**Job**
Arrange the lines between the one holding "1184, 201, 1199]" and the one holding "800, 1535, 815]", inclusive, as a Markdown table with the columns No. and Entry. Number each line and leave out blank lines.

Region boundary data:

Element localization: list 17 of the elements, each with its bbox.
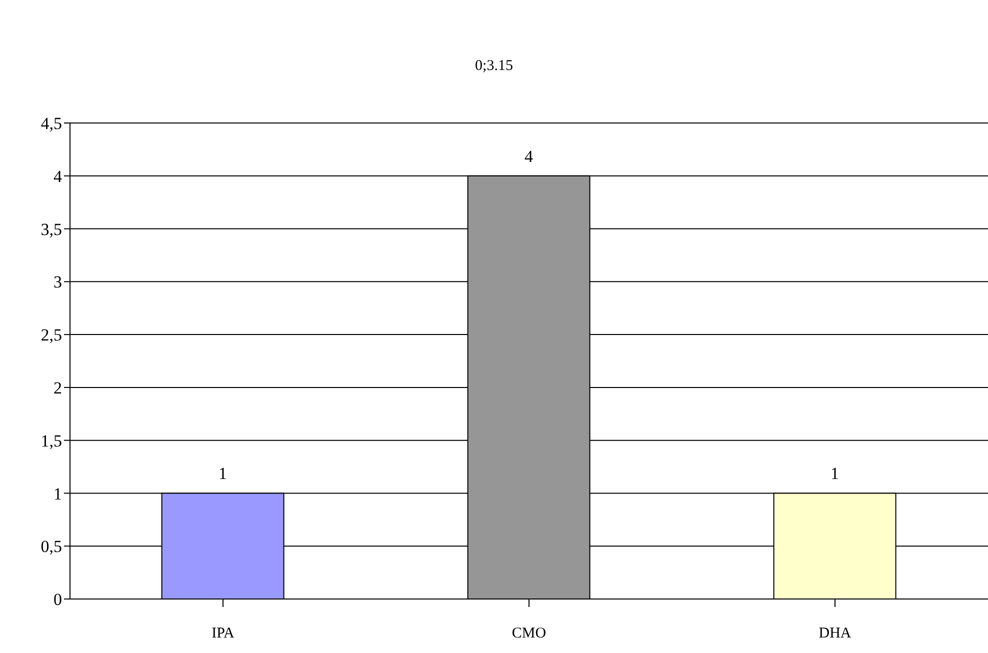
data-label: 1 bbox=[830, 464, 840, 484]
y-tick-label: 2,5 bbox=[40, 326, 62, 345]
y-tick-label: 4 bbox=[54, 166, 62, 186]
y-tick-label: 0 bbox=[54, 590, 62, 610]
x-tick-label: IPA bbox=[212, 626, 235, 642]
x-tick-label: CMO bbox=[512, 626, 546, 642]
data-label: 1 bbox=[218, 464, 228, 484]
y-tick-label: 3,5 bbox=[40, 220, 62, 239]
data-label: 4 bbox=[524, 146, 534, 166]
y-tick-label: 0,5 bbox=[40, 537, 62, 556]
x-tick-label: DHA bbox=[818, 626, 852, 642]
y-tick-label: 1 bbox=[54, 484, 62, 504]
y-tick-label: 2 bbox=[54, 378, 62, 398]
y-tick-label: 4,5 bbox=[40, 114, 62, 134]
chart-title: 0;3.15 bbox=[474, 58, 514, 75]
y-tick-label: 3 bbox=[54, 272, 62, 292]
y-tick-label: 1,5 bbox=[40, 431, 62, 450]
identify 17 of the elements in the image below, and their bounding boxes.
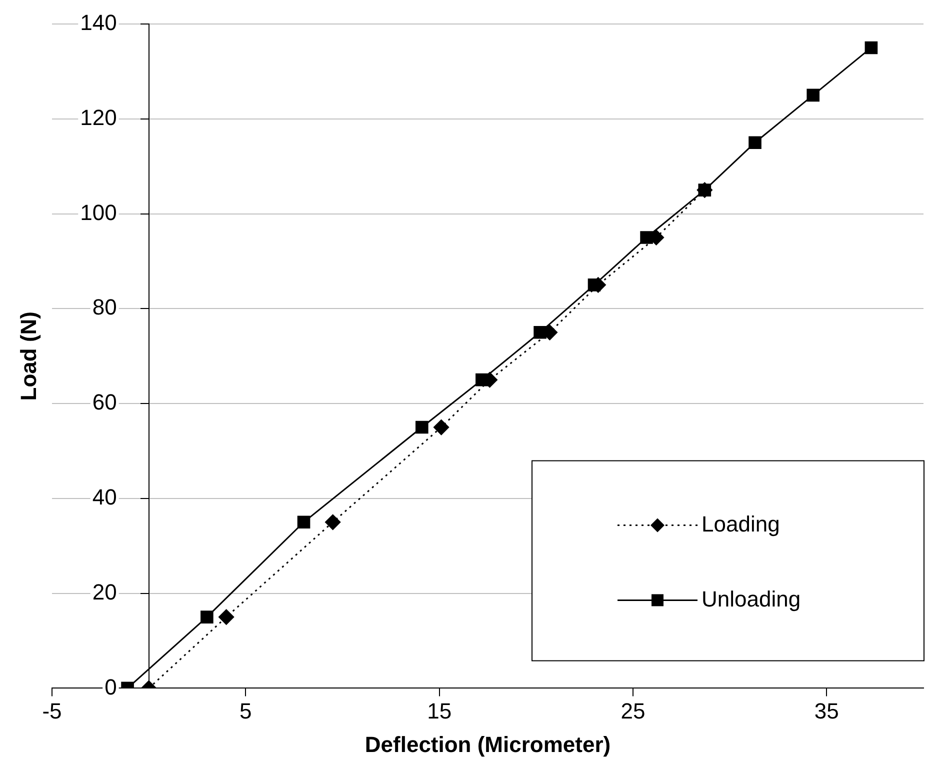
y-tick-label: 20	[92, 579, 117, 604]
y-tick-label: 80	[92, 294, 117, 320]
y-tick-label: 0	[104, 674, 117, 700]
y-tick-label: 60	[92, 390, 117, 415]
y-tick-label: 120	[80, 104, 117, 130]
y-tick-label: 100	[80, 200, 117, 225]
x-tick-label: 15	[427, 698, 452, 724]
x-tick-label: 35	[814, 698, 839, 724]
x-tick-label: 25	[620, 698, 646, 724]
x-tick-label: -5	[42, 698, 62, 724]
y-tick-label: 140	[80, 10, 117, 36]
legend-label: Unloading	[702, 586, 801, 612]
legend-label: Loading	[702, 511, 780, 536]
x-tick-label: 5	[240, 698, 252, 724]
x-axis-title: Deflection (Micrometer)	[364, 732, 611, 757]
y-axis-title: Load (N)	[16, 312, 42, 401]
y-tick-label: 40	[92, 484, 117, 510]
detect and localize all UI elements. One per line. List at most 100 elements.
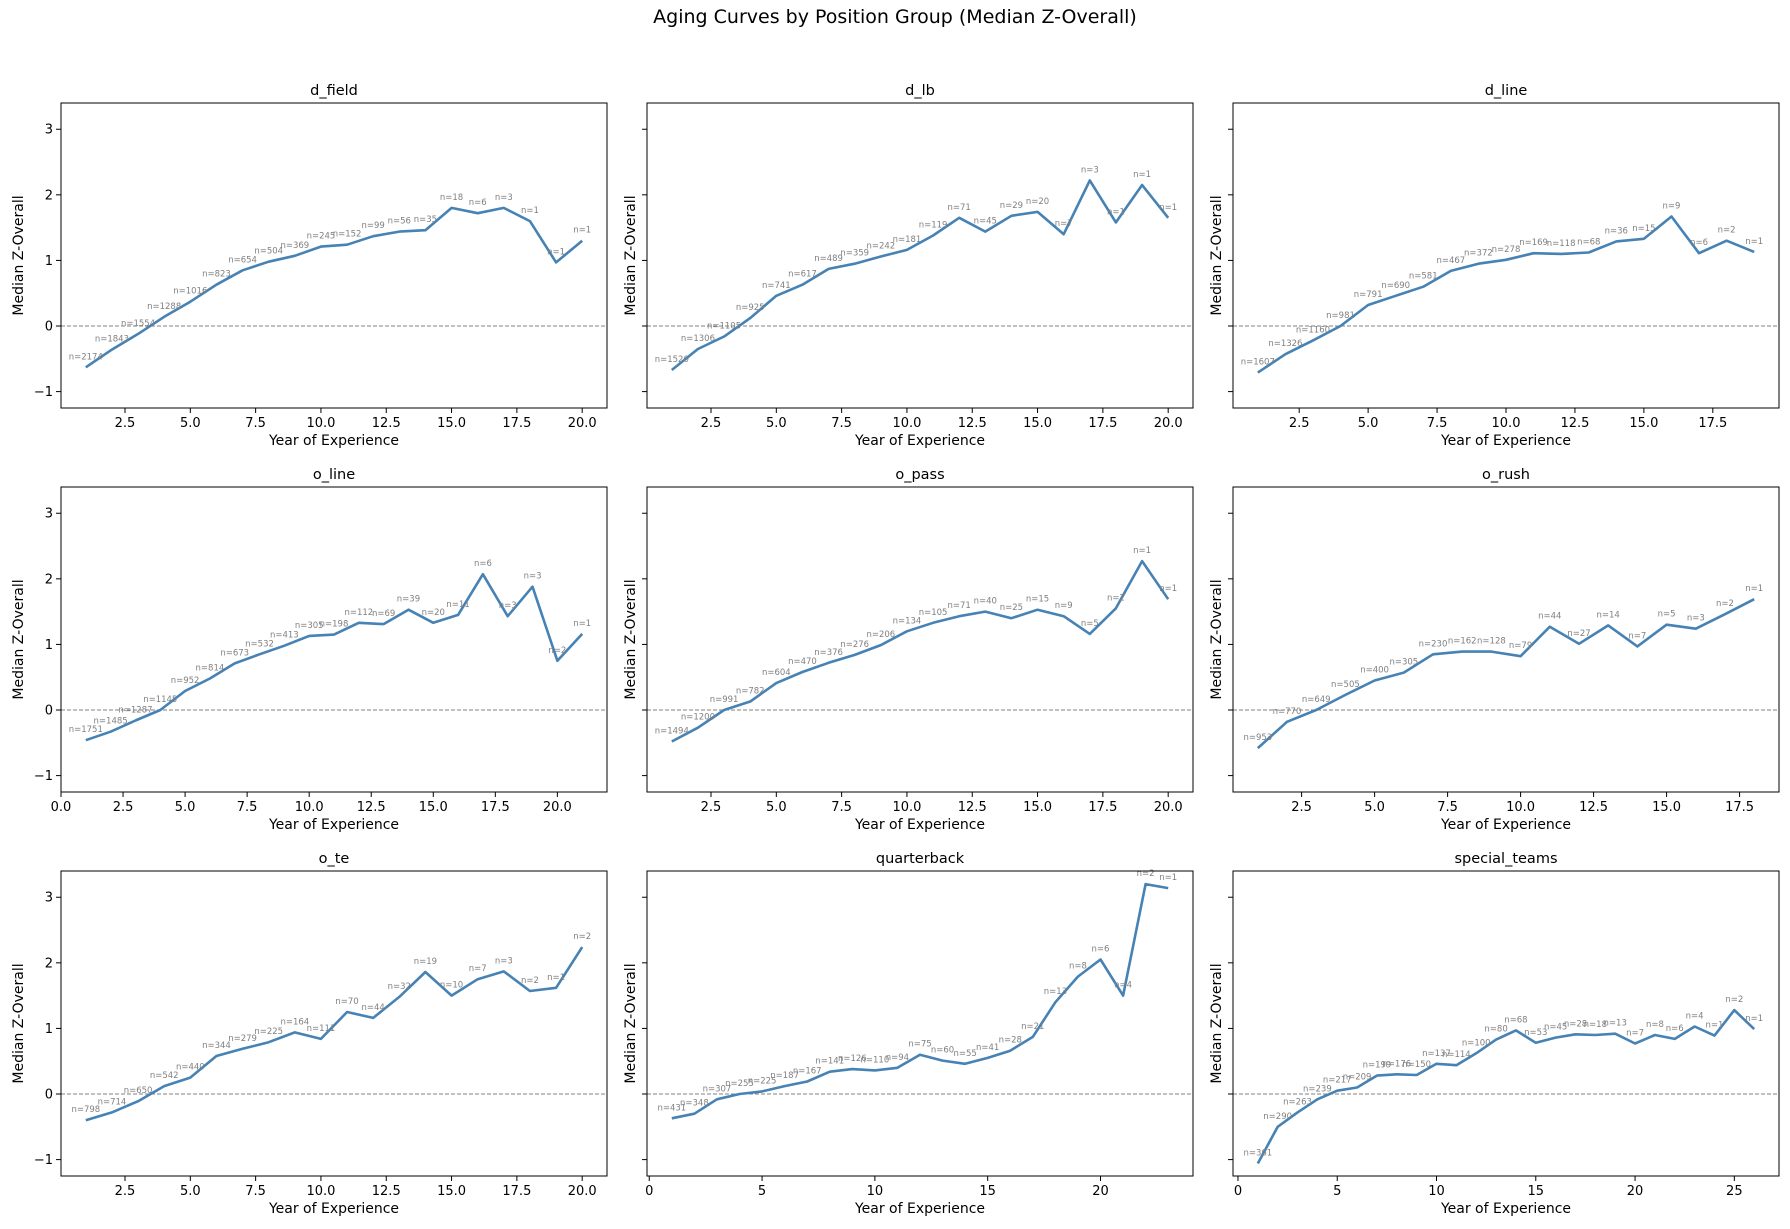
x-tick-label: 5.0	[180, 1184, 201, 1199]
point-label: n=8	[1646, 1020, 1664, 1030]
point-label: n=2	[548, 646, 566, 656]
subplot-title: quarterback	[876, 851, 965, 867]
axes-frame	[1232, 102, 1780, 409]
point-label: n=25	[1000, 603, 1023, 613]
x-tick-label: 10.0	[1506, 800, 1535, 815]
point-label: n=9	[1662, 201, 1680, 211]
x-tick-label: 7.5	[1427, 416, 1448, 431]
point-label: n=1554	[121, 319, 155, 329]
point-label: n=110	[861, 1055, 890, 1065]
x-tick-label: 12.5	[958, 800, 987, 815]
point-label: n=14	[1597, 610, 1620, 620]
point-label: n=44	[1538, 612, 1561, 622]
point-label: n=791	[1354, 290, 1383, 300]
point-label: n=114	[1442, 1050, 1471, 1060]
point-label: n=60	[931, 1046, 954, 1056]
point-label: n=823	[202, 270, 231, 280]
y-tick-label: 3	[45, 507, 53, 522]
point-label: n=41	[976, 1043, 999, 1053]
point-label: n=2	[1725, 995, 1743, 1005]
x-tick-label: 15.0	[1652, 800, 1681, 815]
point-label: n=1	[1745, 237, 1763, 247]
x-axis-label: Year of Experience	[1440, 433, 1571, 449]
point-label: n=111	[307, 1024, 336, 1034]
point-label: n=1326	[1268, 339, 1302, 349]
y-axis-label: Median Z-Overall	[1209, 195, 1225, 315]
point-label: n=152	[333, 230, 362, 240]
series-line	[1256, 1008, 1756, 1165]
point-label: n=1520	[655, 355, 689, 365]
x-tick-label: 5.0	[766, 416, 787, 431]
point-label: n=176	[1382, 1059, 1411, 1069]
point-label: n=741	[762, 281, 791, 291]
point-label: n=5	[1081, 619, 1099, 629]
point-label: n=505	[1331, 680, 1360, 690]
point-label: n=18	[440, 193, 463, 203]
subplot-special_teams: special_teamsn=361n=290n=263n=239n=217n=…	[1209, 851, 1780, 1217]
point-label: n=2	[1137, 869, 1155, 879]
x-axis-label: Year of Experience	[854, 1201, 985, 1217]
point-label: n=225	[254, 1027, 283, 1037]
point-label: n=6	[1666, 1024, 1684, 1034]
point-label: n=1	[1107, 207, 1125, 217]
point-label: n=68	[1577, 238, 1600, 248]
point-label: n=137	[1422, 1049, 1451, 1059]
point-label: n=1607	[1241, 358, 1275, 368]
point-label: n=1145	[143, 695, 177, 705]
x-tick-label: 2.5	[113, 800, 134, 815]
point-label: n=3	[524, 572, 542, 582]
point-label: n=431	[657, 1103, 686, 1113]
point-label: n=167	[793, 1067, 822, 1077]
x-tick-label: 5.0	[175, 800, 196, 815]
y-axis-label: Median Z-Overall	[623, 963, 639, 1083]
x-tick-label: 17.5	[1088, 416, 1117, 431]
x-tick-label: 5.0	[1358, 416, 1379, 431]
series-line	[85, 572, 584, 742]
x-tick-label: 0	[645, 1184, 653, 1199]
y-tick-label: 3	[45, 891, 53, 906]
x-tick-label: 10.0	[892, 800, 921, 815]
point-label: n=71	[948, 601, 971, 611]
point-label: n=6	[469, 198, 487, 208]
point-label: n=650	[124, 1086, 153, 1096]
x-tick-label: 12.5	[1560, 416, 1589, 431]
point-label: n=20	[422, 608, 445, 618]
point-label: n=604	[762, 668, 791, 678]
x-tick-label: 15.0	[437, 1184, 466, 1199]
point-label: n=69	[372, 609, 395, 619]
x-tick-label: 0	[1234, 1184, 1242, 1199]
x-tick-label: 17.5	[481, 800, 510, 815]
point-label: n=198	[320, 620, 349, 630]
subplot-title: o_te	[319, 851, 350, 867]
x-tick-label: 10.0	[306, 416, 335, 431]
point-label: n=1306	[681, 334, 715, 344]
y-tick-label: −1	[34, 1153, 53, 1168]
x-tick-label: 5	[1333, 1184, 1341, 1199]
x-tick-label: 12.5	[958, 416, 987, 431]
point-label: n=53	[1524, 1028, 1547, 1038]
point-label: n=162	[1448, 637, 1477, 647]
x-tick-label: 10.0	[295, 800, 324, 815]
point-label: n=29	[1000, 201, 1023, 211]
point-label: n=1485	[94, 717, 128, 727]
x-tick-label: 20	[1092, 1184, 1109, 1199]
point-label: n=782	[736, 686, 765, 696]
subplot-d_field: d_field n=2174 n=1843 n=1554 n=1288 n=1016 n=8…	[11, 83, 608, 449]
y-axis-label: Median Z-Overall	[11, 963, 27, 1083]
point-label: n=1	[1745, 1014, 1763, 1024]
x-tick-label: 7.5	[831, 416, 852, 431]
point-label: n=770	[1273, 707, 1302, 717]
x-tick-label: 15.0	[419, 800, 448, 815]
series-line	[671, 882, 1169, 1120]
point-label: n=348	[680, 1099, 709, 1109]
point-label: n=79	[1509, 641, 1532, 651]
series-line	[671, 559, 1170, 743]
x-tick-label: 5.0	[1364, 800, 1385, 815]
x-tick-label: 5.0	[180, 416, 201, 431]
x-tick-label: 10	[1428, 1184, 1445, 1199]
point-label: n=242	[866, 241, 895, 251]
point-label: n=1	[1133, 546, 1151, 556]
x-tick-label: 20.0	[1154, 416, 1183, 431]
point-label: n=56	[388, 217, 411, 227]
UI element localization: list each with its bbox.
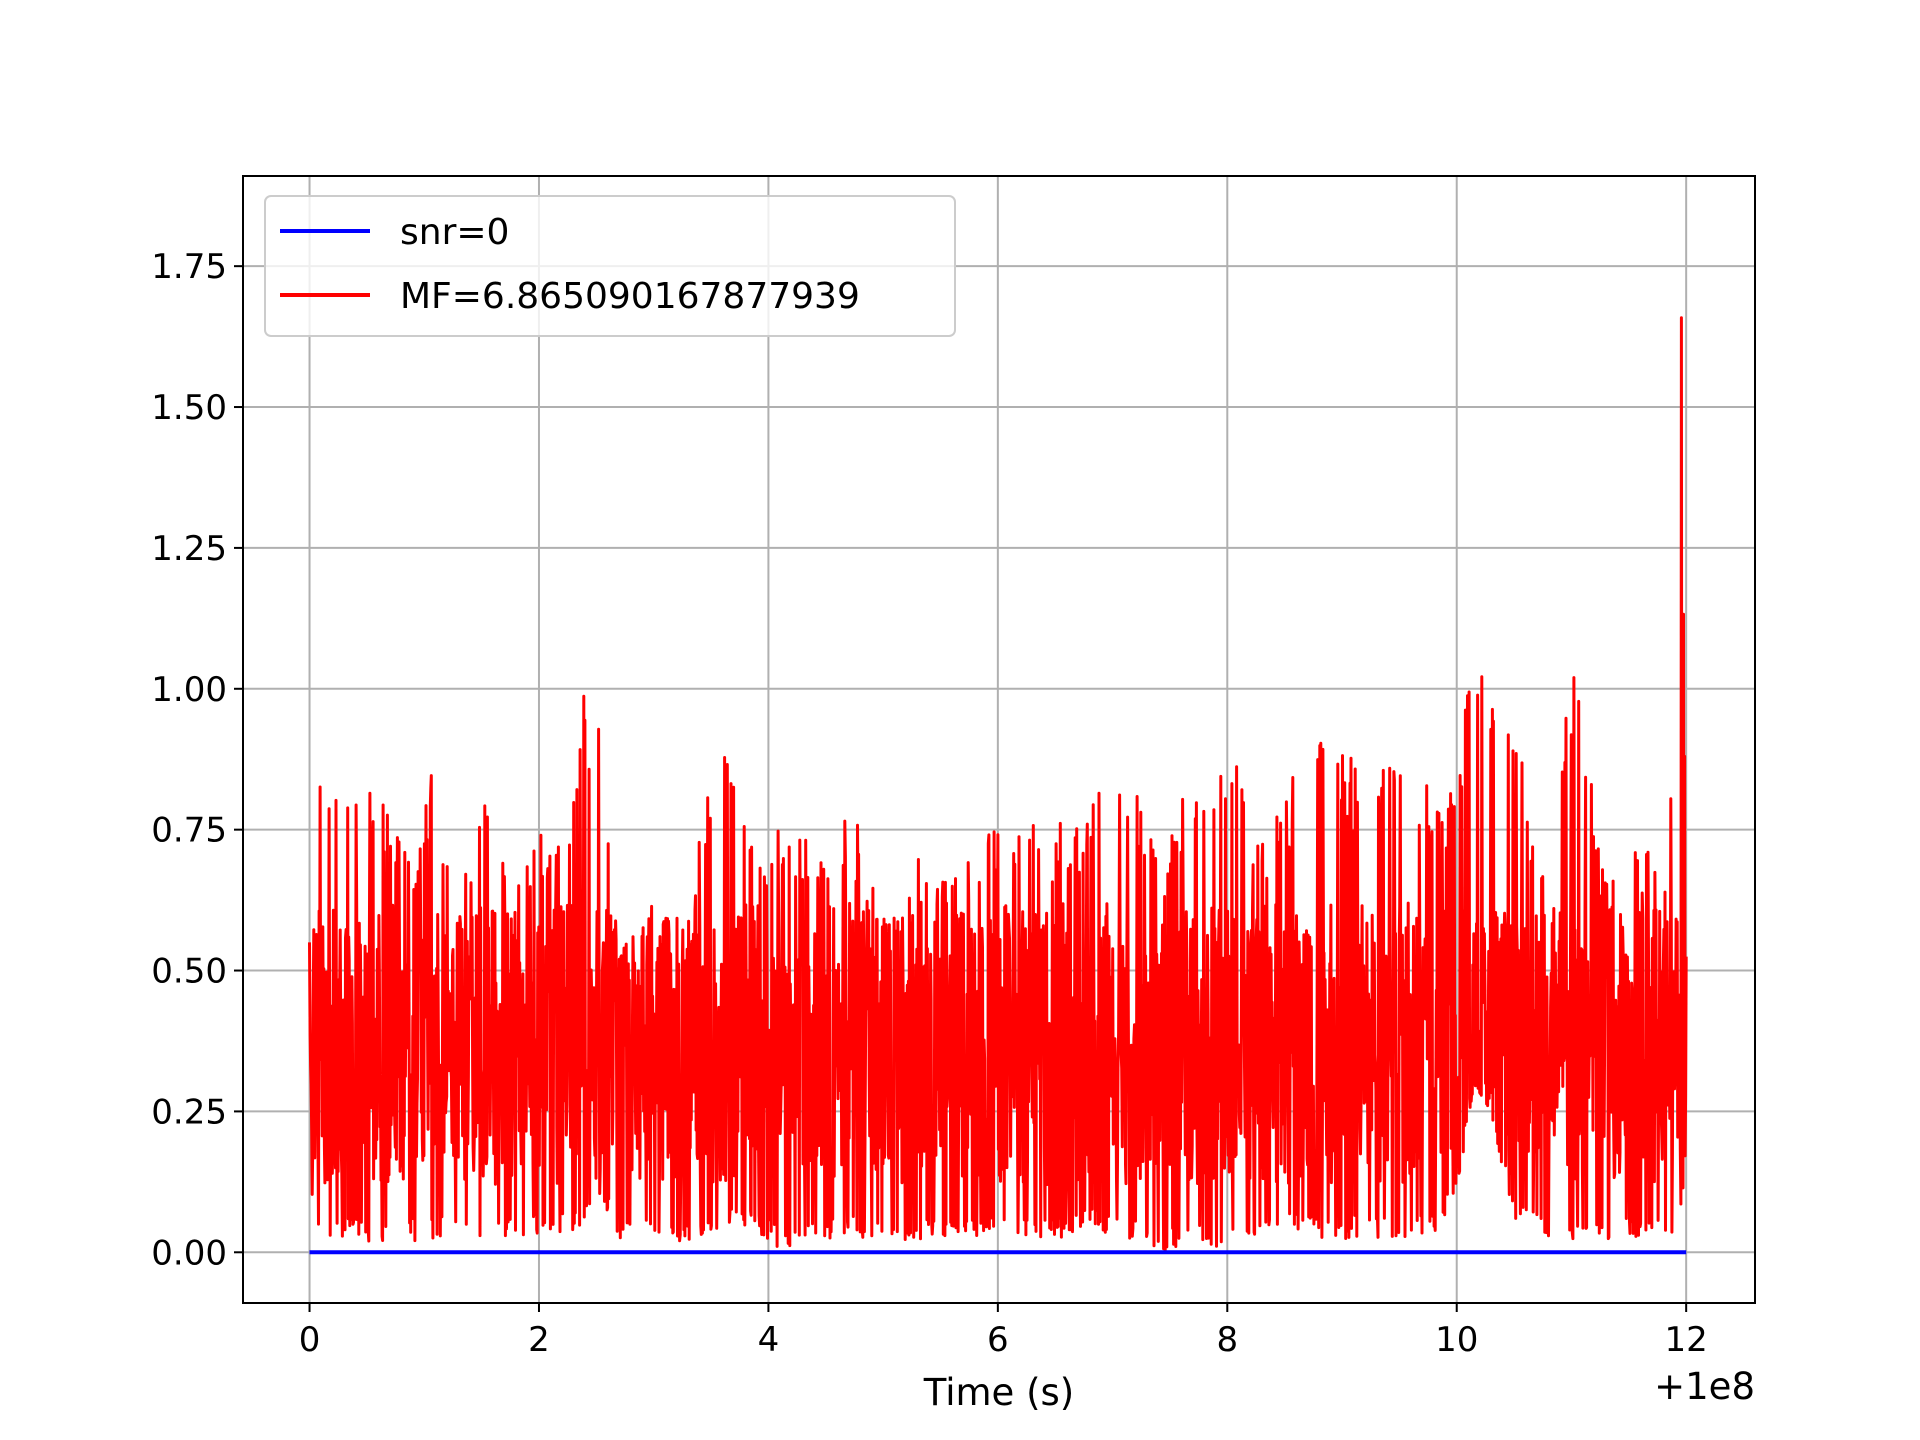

**Result of this task**
| No. | Entry |
|---|---|
| 1 | x-tick-label: 5.0	[180, 1184, 201, 1199] |
| 2 | point-label: n=8	[1646, 1020, 1664, 1030] |
| 3 | point-label: n=2	[548, 646, 566, 656] |
| 4 | subplot-title: quarterback	[876, 851, 965, 867] |
| 5 | axes-frame	[1232, 102, 1780, 409] |
| 6 | point-label: n=25	[1000, 603, 1023, 613] |
| 7 | x-tick-label: 10.0	[1506, 800, 1535, 815] |